* [Task brief] Only the number is wanted: how many lines contain the string "return"?

* [The records]
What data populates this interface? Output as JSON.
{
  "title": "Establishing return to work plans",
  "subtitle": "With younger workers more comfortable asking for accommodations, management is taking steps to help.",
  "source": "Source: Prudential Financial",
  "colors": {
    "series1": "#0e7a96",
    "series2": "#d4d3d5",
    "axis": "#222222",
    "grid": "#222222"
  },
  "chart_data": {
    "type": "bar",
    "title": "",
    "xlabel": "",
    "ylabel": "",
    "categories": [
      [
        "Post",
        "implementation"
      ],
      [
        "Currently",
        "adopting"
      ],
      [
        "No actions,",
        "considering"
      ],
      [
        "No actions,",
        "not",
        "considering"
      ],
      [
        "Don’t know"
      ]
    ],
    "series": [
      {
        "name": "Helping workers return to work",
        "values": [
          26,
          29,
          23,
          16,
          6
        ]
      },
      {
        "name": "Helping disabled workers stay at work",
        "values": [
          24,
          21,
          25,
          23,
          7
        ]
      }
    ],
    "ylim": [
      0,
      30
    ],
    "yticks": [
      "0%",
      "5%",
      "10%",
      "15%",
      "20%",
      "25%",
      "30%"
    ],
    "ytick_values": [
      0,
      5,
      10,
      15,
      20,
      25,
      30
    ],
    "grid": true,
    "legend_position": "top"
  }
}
---
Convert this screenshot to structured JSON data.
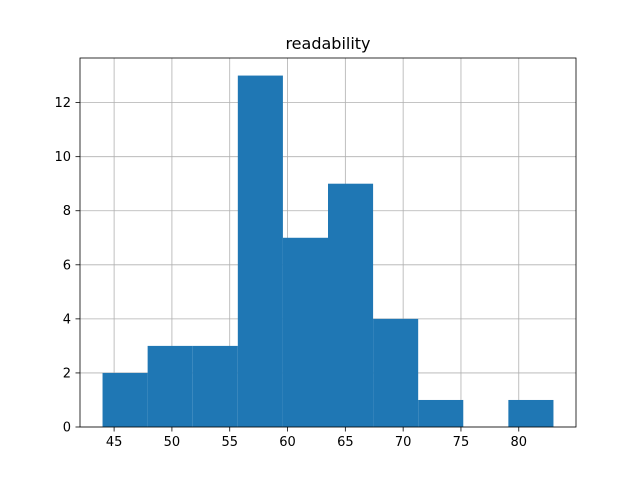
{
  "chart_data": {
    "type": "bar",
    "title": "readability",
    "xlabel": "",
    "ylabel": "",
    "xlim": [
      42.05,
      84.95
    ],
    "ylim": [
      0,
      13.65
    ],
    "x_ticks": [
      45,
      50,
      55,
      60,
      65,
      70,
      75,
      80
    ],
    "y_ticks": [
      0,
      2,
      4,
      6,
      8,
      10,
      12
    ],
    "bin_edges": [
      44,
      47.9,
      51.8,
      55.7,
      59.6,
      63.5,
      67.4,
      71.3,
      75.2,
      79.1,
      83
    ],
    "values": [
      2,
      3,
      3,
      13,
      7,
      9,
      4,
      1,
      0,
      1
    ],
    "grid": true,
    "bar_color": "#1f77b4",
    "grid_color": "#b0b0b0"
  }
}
---
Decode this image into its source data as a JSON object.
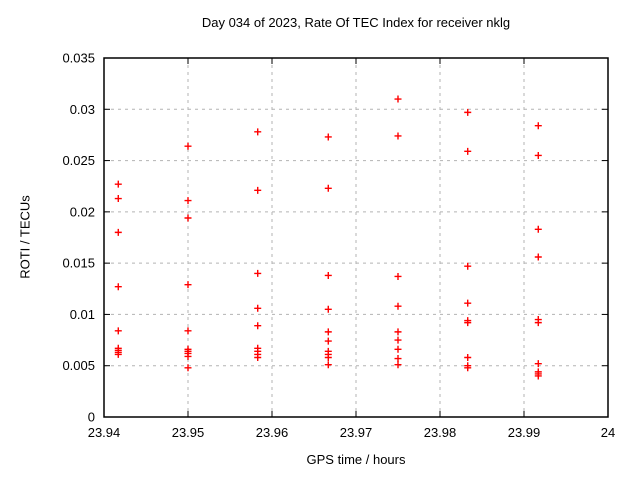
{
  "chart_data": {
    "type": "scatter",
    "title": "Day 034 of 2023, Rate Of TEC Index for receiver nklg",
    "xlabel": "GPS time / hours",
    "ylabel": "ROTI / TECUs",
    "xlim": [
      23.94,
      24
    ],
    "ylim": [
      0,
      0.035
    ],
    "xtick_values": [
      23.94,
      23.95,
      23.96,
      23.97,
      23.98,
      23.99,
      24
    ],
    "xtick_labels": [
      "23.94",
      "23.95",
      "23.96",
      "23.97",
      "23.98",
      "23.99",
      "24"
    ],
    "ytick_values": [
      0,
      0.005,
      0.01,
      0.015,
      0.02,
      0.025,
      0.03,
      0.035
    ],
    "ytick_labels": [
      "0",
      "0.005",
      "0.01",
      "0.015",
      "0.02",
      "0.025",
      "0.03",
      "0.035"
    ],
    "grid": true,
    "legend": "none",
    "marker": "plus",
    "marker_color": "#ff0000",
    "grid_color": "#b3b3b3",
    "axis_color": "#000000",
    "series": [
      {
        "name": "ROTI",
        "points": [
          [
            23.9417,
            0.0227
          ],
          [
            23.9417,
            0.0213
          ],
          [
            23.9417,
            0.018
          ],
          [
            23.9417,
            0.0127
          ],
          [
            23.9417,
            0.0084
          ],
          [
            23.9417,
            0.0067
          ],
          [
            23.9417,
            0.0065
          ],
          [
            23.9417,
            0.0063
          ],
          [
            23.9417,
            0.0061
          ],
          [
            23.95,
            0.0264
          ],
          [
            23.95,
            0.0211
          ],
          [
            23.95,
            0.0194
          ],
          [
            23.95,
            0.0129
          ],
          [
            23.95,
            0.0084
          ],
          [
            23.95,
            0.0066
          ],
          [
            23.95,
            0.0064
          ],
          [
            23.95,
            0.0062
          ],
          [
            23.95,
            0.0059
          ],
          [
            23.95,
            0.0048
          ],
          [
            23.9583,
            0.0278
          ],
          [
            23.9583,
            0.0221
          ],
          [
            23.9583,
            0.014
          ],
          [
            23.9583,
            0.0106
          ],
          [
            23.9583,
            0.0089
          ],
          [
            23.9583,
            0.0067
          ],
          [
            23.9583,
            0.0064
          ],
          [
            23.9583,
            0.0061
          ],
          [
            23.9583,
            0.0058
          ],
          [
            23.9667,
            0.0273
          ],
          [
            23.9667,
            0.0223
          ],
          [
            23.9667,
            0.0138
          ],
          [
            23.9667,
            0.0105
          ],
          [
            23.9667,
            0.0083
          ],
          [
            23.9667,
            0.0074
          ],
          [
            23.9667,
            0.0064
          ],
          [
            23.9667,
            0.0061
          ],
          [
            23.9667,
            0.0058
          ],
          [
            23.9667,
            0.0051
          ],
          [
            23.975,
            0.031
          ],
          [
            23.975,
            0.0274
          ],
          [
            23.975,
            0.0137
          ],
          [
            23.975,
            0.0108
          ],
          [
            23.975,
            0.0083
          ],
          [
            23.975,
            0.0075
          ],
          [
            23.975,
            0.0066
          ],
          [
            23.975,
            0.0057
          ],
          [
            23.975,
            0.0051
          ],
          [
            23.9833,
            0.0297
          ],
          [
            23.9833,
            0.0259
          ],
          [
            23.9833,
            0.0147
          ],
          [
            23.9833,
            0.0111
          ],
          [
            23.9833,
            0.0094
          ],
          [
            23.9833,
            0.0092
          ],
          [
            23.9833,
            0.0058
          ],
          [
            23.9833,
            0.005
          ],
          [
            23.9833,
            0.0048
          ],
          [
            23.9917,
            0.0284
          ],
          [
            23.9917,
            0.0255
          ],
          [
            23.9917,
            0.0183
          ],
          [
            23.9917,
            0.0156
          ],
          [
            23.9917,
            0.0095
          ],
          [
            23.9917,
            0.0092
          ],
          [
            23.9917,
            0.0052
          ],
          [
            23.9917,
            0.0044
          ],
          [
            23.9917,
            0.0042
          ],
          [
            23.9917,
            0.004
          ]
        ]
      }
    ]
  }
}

* [Finished exercise] 2